> [Task details]: Track down the lines that contain "modes" and copy them.
>> Begin
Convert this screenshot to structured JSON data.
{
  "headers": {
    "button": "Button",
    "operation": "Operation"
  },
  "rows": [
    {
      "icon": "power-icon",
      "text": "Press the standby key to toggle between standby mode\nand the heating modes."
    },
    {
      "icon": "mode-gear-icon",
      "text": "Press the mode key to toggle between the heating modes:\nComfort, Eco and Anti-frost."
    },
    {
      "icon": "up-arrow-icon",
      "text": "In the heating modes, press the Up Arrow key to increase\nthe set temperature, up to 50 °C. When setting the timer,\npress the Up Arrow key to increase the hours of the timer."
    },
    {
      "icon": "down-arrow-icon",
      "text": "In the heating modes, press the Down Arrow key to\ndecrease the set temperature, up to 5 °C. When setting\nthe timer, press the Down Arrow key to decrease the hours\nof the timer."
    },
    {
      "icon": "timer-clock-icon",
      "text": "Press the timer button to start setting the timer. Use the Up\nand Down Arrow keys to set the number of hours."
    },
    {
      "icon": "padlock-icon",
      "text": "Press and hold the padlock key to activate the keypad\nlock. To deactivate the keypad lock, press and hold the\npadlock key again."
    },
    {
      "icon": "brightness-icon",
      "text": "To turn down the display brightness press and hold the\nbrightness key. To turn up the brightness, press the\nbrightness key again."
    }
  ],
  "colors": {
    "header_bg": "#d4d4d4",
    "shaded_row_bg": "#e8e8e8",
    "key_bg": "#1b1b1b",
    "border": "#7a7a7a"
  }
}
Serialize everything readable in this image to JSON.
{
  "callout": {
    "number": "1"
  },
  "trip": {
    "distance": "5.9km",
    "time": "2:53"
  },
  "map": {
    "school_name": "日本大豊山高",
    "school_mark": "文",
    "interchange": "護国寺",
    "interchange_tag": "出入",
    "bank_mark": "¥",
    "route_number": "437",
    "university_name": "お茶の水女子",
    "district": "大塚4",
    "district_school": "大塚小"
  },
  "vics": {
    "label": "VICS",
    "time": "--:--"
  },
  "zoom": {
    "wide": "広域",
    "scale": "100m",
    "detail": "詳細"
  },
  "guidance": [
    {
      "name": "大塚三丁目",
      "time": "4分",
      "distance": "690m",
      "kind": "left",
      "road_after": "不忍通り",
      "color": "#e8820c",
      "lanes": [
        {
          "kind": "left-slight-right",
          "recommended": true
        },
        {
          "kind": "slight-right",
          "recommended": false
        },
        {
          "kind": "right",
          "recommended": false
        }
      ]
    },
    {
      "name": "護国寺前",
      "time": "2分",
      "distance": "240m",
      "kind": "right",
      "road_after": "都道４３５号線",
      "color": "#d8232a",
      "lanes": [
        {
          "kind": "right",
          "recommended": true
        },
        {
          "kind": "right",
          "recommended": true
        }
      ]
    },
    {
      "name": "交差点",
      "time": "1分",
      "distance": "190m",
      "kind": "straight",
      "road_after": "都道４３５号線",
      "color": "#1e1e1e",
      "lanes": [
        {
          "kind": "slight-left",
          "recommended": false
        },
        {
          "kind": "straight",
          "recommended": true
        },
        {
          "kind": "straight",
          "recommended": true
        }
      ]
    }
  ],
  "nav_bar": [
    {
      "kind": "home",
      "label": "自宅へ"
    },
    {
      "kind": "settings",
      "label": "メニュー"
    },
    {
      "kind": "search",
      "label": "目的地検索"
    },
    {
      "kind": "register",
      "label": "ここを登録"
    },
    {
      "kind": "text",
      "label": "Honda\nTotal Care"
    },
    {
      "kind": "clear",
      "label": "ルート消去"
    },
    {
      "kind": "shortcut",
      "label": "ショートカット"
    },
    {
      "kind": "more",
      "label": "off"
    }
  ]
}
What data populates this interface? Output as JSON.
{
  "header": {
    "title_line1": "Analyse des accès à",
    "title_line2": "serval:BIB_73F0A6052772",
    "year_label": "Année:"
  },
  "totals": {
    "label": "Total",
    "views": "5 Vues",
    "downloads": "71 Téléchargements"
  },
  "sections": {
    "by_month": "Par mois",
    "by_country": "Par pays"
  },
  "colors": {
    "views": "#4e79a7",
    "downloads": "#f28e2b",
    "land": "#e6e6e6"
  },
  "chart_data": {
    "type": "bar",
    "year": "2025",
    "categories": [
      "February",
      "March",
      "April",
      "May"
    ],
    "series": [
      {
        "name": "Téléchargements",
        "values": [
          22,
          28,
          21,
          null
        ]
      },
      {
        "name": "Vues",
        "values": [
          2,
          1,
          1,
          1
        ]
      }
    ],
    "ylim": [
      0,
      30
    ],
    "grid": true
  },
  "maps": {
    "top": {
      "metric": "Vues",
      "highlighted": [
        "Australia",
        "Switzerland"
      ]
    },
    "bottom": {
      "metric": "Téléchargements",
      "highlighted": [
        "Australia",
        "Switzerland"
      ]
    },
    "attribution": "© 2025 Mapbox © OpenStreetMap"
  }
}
>> End
> [Correct result]:
      "text": "Press the standby key to toggle between standby mode\nand the heating modes."
      "text": "Press the mode key to toggle between the heating modes:\nComfort, Eco and Anti-frost."
      "text": "In the heating modes, press the Up Arrow key to increase\nthe set temperature, up to 50 °C. When setting the timer,\npress the Up Arrow key to increase the hours of the timer."
      "text": "In the heating modes, press the Down Arrow key to\ndecrease the set temperature, up to 5 °C. When setting\nthe timer, press the Down Arrow key to decrease the hours\nof the timer."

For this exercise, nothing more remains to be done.